Exercise passage.
○ ○ ○

Philosophy and Design Choices

This post is about building Outlier Detector, and the design choices that kept forcing hard decisions along the way.

This whole project came from something I kept running into during my years of discretionary trading ventures. I would notice patterns from day to day. Certain times of the week looked more active than others. Certain structures on the chart kept seeming to matter. At one point I built a program that split the day into minute intervals and tried to find which minute had produced the most cumulative profit over a year. I did the same with hours and with days. Clear patterns emerged. Some were more green than others. Was it coincidence? Was it random? I honestly did not know.

What I did know was that I did not trust it enough to put money behind it. Just because something happened before does not mean it should happen again in the future, and my paper-trading setup at the time was nowhere near good enough to prove otherwise. That was one of the first points where I had to admit the difference between an interesting idea and something I would actually be prepared to trade.

○ ○ ○

Data for review.
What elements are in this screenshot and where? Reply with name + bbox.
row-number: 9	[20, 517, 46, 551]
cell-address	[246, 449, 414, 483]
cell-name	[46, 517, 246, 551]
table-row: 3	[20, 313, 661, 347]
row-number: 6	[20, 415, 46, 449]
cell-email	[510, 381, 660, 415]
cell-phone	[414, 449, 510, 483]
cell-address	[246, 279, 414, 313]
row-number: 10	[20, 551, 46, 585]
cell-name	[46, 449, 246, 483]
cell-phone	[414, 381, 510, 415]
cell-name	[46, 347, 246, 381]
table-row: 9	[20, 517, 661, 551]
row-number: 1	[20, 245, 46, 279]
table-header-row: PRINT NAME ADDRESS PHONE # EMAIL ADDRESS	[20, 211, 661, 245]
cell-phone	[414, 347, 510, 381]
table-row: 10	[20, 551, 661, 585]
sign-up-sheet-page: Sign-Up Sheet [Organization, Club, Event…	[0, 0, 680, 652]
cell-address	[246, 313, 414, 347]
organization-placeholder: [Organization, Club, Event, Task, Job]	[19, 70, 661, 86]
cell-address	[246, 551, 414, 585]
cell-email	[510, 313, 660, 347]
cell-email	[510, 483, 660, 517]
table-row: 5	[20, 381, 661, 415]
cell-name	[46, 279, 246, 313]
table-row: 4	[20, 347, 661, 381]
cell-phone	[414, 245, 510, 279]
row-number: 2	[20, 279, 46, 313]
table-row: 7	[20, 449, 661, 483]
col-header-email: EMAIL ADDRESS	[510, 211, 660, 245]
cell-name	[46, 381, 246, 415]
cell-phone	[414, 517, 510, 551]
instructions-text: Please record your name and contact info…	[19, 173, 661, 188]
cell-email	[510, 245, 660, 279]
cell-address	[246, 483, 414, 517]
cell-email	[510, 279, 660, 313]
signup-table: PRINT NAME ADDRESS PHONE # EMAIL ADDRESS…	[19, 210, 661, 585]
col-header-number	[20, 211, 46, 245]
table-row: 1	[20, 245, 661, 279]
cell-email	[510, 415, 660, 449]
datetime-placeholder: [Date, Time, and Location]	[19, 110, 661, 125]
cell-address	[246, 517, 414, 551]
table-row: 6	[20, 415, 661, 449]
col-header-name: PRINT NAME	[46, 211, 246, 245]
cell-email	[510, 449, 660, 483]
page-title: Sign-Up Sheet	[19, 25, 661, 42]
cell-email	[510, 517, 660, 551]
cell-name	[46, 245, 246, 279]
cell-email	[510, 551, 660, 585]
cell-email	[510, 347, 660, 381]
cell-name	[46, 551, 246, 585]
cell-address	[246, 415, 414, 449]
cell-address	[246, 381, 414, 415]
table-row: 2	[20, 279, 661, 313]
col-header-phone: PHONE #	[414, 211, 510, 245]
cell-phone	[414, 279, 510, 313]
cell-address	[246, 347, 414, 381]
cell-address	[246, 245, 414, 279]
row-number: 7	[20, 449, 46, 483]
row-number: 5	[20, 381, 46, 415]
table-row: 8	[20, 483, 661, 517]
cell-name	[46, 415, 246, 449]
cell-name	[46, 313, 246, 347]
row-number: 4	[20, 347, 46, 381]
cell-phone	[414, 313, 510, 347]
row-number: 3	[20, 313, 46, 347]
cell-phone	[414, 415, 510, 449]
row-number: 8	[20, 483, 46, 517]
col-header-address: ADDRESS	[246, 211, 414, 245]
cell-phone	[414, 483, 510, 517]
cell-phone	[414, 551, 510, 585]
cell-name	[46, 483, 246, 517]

○ ○ ○

Keep writing the post about building Outlier Detector, starting right after its last sentence.

I wanted a real momentum signal. My first attempt was relatively pathetic. I might as well have looked at the top hourly winners and losers on CoinMarketCap. There was no real difference. The same question kept coming back: if something has already gained or lost a lot, why should it continue from there? In some cases there is more logic in fading that move than chasing it. That is something I am still interested in, but it made one thing clear very quickly: my first version was not enough.

So I did more research. I read papers, especially work from Cliff Asness and AQR around momentum and value, and tried to understand what could actually survive contact with crypto. His framework made sense in equities and commodities, but crypto is a different environment. A lot of assets are still heavily pulled around by BTC, and sometimes the market is just absurd.

SIREN - PREVIOUSLY A TOP 40 COIN BY MARKET CAP, LISTED ACROSS MAJOR EXCHANGES

SIRENUSDT chart showing violent price spikes and collapses.

Siren was a great example of this. At the time it was not some forgotten micro-cap hidden in the corner of the market. It was a large listed coin, available everywhere, and to me the chart still looked like pure manipulation. That is why I found a lot of traditional universe-selection logic hard to trust here. You can make the process look sophisticated, but if the underlying market is still capable of behaving like that, you have to stay honest about what your inputs are worth.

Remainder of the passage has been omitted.